_THE EXERCISE_
Output the records exactly as they appear, with no pictures included.

_DATA FOR THIS TASK_
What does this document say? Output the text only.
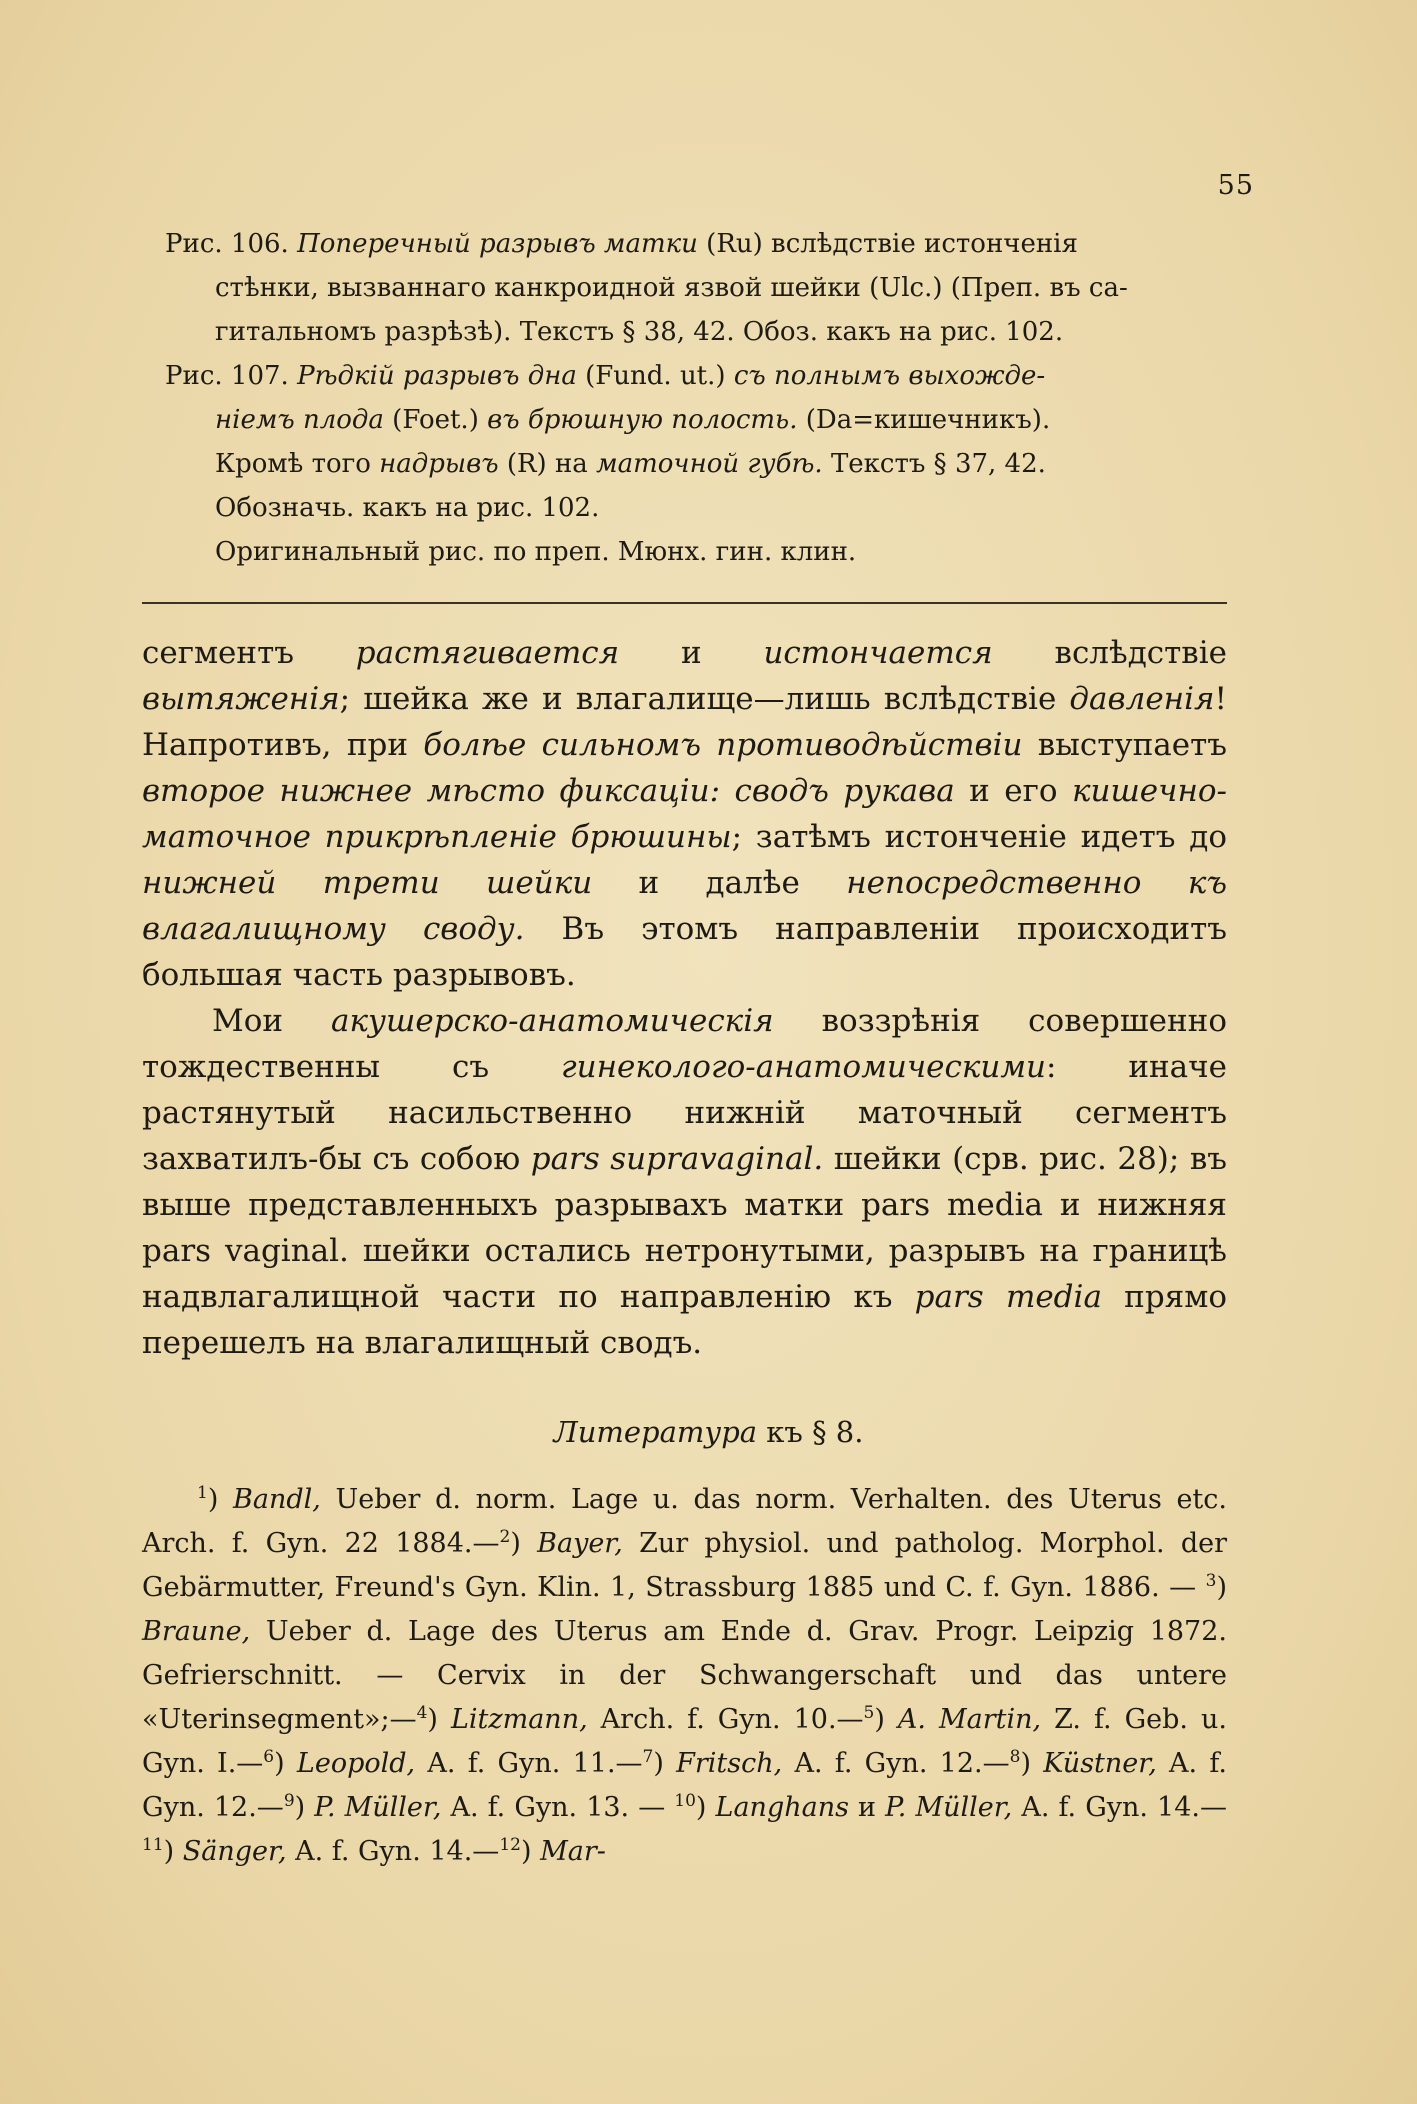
55

Рис. 106. Поперечный разрывъ матки (Ru) вслѣдствіе истонченія
стѣнки, вызваннаго канкроидной язвой шейки (Ulc.) (Преп. въ са-
гитальномъ разрѣзѣ). Текстъ § 38, 42. Обоз. какъ на рис. 102.

Рис. 107. Рѣдкій разрывъ дна (Fund. ut.) съ полнымъ выхожде-
ніемъ плода (Foet.) въ брюшную полость. (Da=кишечникъ).
Кромѣ того надрывъ (R) на маточной губѣ. Текстъ § 37, 42.
Обозначь. какъ на рис. 102.
Оригинальный рис. по преп. Мюнх. гин. клин.

сегментъ растягивается и истончается вслѣдствіе вытяженія; шейка же и влагалище—лишь вслѣдствіе давленія! Напротивъ, при болѣе сильномъ противодѣйствіи выступаетъ второе нижнее мѣсто фиксаціи: сводъ рукава и его кишечно-маточное прикрѣпленіе брюшины; затѣмъ истонченіе идетъ до нижней трети шейки и далѣе непосредственно къ влагалищному своду. Въ этомъ направленіи происходитъ большая часть разрывовъ.

Мои акушерско-анатомическія воззрѣнія совершенно тождественны съ гинеколого-анатомическими: иначе растянутый насильственно нижній маточный сегментъ захватилъ-бы съ собою pars supravaginal. шейки (срв. рис. 28); въ выше представленныхъ разрывахъ матки pars media и нижняя pars vaginal. шейки остались нетронутыми, разрывъ на границѣ надвлагалищной части по направленію къ pars media прямо перешелъ на влагалищный сводъ.

Литература къ § 8.

$^1$) Bandl, Ueber d. norm. Lage u. das norm. Verhalten. des Uterus etc. Arch. f. Gyn. 22 1884.—$^2$) Bayer, Zur physiol. und patholog. Morphol. der Gebärmutter, Freund's Gyn. Klin. 1, Strassburg 1885 und C. f. Gyn. 1886. — $^3$) Braune, Ueber d. Lage des Uterus am Ende d. Grav. Progr. Leipzig 1872. Gefrierschnitt. — Cervix in der Schwangerschaft und das untere «Uterinsegment»;—$^4$) Litzmann, Arch. f. Gyn. 10.—$^5$) A. Martin, Z. f. Geb. u. Gyn. I.—$^6$) Leopold, A. f. Gyn. 11.—$^7$) Fritsch, A. f. Gyn. 12.—$^8$) Küstner, A. f. Gyn. 12.—$^9$) P. Müller, A. f. Gyn. 13. — $^{10}$) Langhans и P. Müller, A. f. Gyn. 14.—$^{11}$) Sänger, A. f. Gyn. 14.—$^{12}$) Mar-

_COMPLETE RESPONSE_
What does this document say? Output the text only.
55

Рис. 106. Поперечный разрывъ матки (Ru) вслѣдствіе истонченія
стѣнки, вызваннаго канкроидной язвой шейки (Ulc.) (Преп. въ са-
гитальномъ разрѣзѣ). Текстъ § 38, 42. Обоз. какъ на рис. 102.

Рис. 107. Рѣдкій разрывъ дна (Fund. ut.) съ полнымъ выхожде-
ніемъ плода (Foet.) въ брюшную полость. (Da=кишечникъ).
Кромѣ того надрывъ (R) на маточной губѣ. Текстъ § 37, 42.
Обозначь. какъ на рис. 102.
Оригинальный рис. по преп. Мюнх. гин. клин.

сегментъ растягивается и истончается вслѣдствіе вытяженія; шейка же и влагалище—лишь вслѣдствіе давленія! Напротивъ, при болѣе сильномъ противодѣйствіи выступаетъ второе нижнее мѣсто фиксаціи: сводъ рукава и его кишечно-маточное прикрѣпленіе брюшины; затѣмъ истонченіе идетъ до нижней трети шейки и далѣе непосредственно къ влагалищному своду. Въ этомъ направленіи происходитъ большая часть разрывовъ.

Мои акушерско-анатомическія воззрѣнія совершенно тождественны съ гинеколого-анатомическими: иначе растянутый насильственно нижній маточный сегментъ захватилъ-бы съ собою pars supravaginal. шейки (срв. рис. 28); въ выше представленныхъ разрывахъ матки pars media и нижняя pars vaginal. шейки остались нетронутыми, разрывъ на границѣ надвлагалищной части по направленію къ pars media прямо перешелъ на влагалищный сводъ.

Литература къ § 8.

$^1$) Bandl, Ueber d. norm. Lage u. das norm. Verhalten. des Uterus etc. Arch. f. Gyn. 22 1884.—$^2$) Bayer, Zur physiol. und patholog. Morphol. der Gebärmutter, Freund's Gyn. Klin. 1, Strassburg 1885 und C. f. Gyn. 1886. — $^3$) Braune, Ueber d. Lage des Uterus am Ende d. Grav. Progr. Leipzig 1872. Gefrierschnitt. — Cervix in der Schwangerschaft und das untere «Uterinsegment»;—$^4$) Litzmann, Arch. f. Gyn. 10.—$^5$) A. Martin, Z. f. Geb. u. Gyn. I.—$^6$) Leopold, A. f. Gyn. 11.—$^7$) Fritsch, A. f. Gyn. 12.—$^8$) Küstner, A. f. Gyn. 12.—$^9$) P. Müller, A. f. Gyn. 13. — $^{10}$) Langhans и P. Müller, A. f. Gyn. 14.—$^{11}$) Sänger, A. f. Gyn. 14.—$^{12}$) Mar-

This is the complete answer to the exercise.